- **DATA**:
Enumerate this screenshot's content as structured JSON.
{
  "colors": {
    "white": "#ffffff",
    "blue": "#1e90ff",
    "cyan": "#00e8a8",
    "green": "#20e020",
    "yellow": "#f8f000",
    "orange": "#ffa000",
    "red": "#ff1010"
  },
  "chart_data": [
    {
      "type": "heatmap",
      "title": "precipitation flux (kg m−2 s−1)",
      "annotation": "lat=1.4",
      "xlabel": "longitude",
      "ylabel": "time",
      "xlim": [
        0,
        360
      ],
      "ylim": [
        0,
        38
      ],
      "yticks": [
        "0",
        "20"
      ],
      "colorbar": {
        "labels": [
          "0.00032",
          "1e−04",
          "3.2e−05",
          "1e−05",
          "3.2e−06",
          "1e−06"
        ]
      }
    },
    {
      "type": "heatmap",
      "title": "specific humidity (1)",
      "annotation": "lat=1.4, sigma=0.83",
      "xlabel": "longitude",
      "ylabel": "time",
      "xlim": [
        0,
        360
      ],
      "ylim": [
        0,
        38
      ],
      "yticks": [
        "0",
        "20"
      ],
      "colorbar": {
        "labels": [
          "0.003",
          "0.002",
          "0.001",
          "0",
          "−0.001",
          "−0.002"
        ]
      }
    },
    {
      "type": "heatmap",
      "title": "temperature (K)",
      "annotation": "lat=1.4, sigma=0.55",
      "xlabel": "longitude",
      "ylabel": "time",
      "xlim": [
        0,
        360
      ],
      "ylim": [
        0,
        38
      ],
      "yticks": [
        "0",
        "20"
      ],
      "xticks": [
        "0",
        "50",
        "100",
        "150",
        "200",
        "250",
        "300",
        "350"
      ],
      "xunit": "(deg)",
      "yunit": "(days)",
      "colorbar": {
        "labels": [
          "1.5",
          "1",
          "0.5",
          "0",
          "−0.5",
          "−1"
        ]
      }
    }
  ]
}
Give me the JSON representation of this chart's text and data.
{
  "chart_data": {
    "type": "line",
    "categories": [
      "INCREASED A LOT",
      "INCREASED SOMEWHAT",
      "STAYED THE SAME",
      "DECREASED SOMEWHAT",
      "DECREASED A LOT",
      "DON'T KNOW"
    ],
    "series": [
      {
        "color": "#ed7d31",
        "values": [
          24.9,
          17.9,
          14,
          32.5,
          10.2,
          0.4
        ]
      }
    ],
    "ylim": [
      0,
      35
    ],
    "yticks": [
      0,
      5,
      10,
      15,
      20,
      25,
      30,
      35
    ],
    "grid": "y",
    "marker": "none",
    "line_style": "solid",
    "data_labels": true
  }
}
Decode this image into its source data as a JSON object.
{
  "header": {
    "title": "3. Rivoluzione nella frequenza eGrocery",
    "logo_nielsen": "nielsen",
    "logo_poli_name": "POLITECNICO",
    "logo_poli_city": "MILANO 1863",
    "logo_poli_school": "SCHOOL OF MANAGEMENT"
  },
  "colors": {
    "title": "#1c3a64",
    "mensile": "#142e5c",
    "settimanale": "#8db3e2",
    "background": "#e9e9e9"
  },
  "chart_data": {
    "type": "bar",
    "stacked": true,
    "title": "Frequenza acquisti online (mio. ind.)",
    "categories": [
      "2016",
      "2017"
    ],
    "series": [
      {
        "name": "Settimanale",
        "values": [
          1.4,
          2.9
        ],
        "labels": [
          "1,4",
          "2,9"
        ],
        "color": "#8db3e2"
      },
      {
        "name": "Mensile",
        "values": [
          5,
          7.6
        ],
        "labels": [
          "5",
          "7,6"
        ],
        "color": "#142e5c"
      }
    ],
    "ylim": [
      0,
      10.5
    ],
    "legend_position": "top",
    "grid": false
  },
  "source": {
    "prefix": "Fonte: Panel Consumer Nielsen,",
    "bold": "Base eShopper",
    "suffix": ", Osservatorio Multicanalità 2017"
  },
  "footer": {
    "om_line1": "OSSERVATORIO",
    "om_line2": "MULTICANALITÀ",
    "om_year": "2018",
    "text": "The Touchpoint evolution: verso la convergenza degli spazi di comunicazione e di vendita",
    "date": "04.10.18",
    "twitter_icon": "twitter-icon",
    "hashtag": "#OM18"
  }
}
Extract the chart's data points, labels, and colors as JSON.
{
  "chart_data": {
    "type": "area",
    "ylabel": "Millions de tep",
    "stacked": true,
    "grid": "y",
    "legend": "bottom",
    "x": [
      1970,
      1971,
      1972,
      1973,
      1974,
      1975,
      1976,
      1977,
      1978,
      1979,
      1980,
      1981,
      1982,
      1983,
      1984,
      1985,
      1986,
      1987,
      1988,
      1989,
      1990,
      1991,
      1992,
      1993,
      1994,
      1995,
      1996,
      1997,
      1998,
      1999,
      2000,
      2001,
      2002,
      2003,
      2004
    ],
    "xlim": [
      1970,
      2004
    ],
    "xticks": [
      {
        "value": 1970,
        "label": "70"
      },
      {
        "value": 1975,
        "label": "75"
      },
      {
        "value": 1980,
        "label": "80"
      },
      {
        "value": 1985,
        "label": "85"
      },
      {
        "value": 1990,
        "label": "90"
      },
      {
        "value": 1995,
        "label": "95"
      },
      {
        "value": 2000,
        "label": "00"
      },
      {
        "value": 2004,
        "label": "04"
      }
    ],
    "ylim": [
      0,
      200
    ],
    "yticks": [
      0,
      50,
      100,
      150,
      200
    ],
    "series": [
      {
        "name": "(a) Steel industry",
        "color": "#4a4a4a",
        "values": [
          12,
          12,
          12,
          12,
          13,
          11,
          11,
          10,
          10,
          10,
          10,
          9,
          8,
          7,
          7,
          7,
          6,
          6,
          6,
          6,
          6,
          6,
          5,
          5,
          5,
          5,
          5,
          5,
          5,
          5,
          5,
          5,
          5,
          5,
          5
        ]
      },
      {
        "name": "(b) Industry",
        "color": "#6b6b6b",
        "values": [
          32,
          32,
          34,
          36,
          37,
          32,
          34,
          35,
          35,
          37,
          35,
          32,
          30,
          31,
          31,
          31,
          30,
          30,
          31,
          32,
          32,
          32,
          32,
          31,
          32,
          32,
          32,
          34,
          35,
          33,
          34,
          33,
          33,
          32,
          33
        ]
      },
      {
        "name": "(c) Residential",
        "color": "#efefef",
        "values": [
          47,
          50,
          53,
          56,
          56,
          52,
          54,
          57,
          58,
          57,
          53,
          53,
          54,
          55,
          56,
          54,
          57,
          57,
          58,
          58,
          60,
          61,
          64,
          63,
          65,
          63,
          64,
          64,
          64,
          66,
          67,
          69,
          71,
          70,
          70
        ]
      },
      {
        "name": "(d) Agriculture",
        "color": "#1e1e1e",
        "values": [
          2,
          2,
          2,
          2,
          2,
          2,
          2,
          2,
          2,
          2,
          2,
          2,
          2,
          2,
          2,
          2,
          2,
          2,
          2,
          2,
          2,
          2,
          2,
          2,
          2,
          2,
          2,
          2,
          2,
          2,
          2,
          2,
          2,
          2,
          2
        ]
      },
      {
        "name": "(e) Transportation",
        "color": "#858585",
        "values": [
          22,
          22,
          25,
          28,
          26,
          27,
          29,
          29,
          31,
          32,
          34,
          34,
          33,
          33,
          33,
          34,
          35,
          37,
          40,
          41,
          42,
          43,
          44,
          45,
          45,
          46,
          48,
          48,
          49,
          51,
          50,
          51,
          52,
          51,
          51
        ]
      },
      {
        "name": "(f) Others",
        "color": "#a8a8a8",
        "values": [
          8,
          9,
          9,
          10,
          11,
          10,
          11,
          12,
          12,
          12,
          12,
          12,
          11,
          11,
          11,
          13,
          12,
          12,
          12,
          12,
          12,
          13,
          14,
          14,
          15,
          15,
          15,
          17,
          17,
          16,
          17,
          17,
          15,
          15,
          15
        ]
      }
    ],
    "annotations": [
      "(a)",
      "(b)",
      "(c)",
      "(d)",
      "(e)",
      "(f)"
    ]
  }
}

- **EXERCISE TASK**: Filter for "this". Return all lines that hold it.

- **RESPONSE**:
Enumerate this screenshot's content as structured JSON.
Give me the JSON representation of this chart's text and data.
Decode this image into its source data as a JSON object.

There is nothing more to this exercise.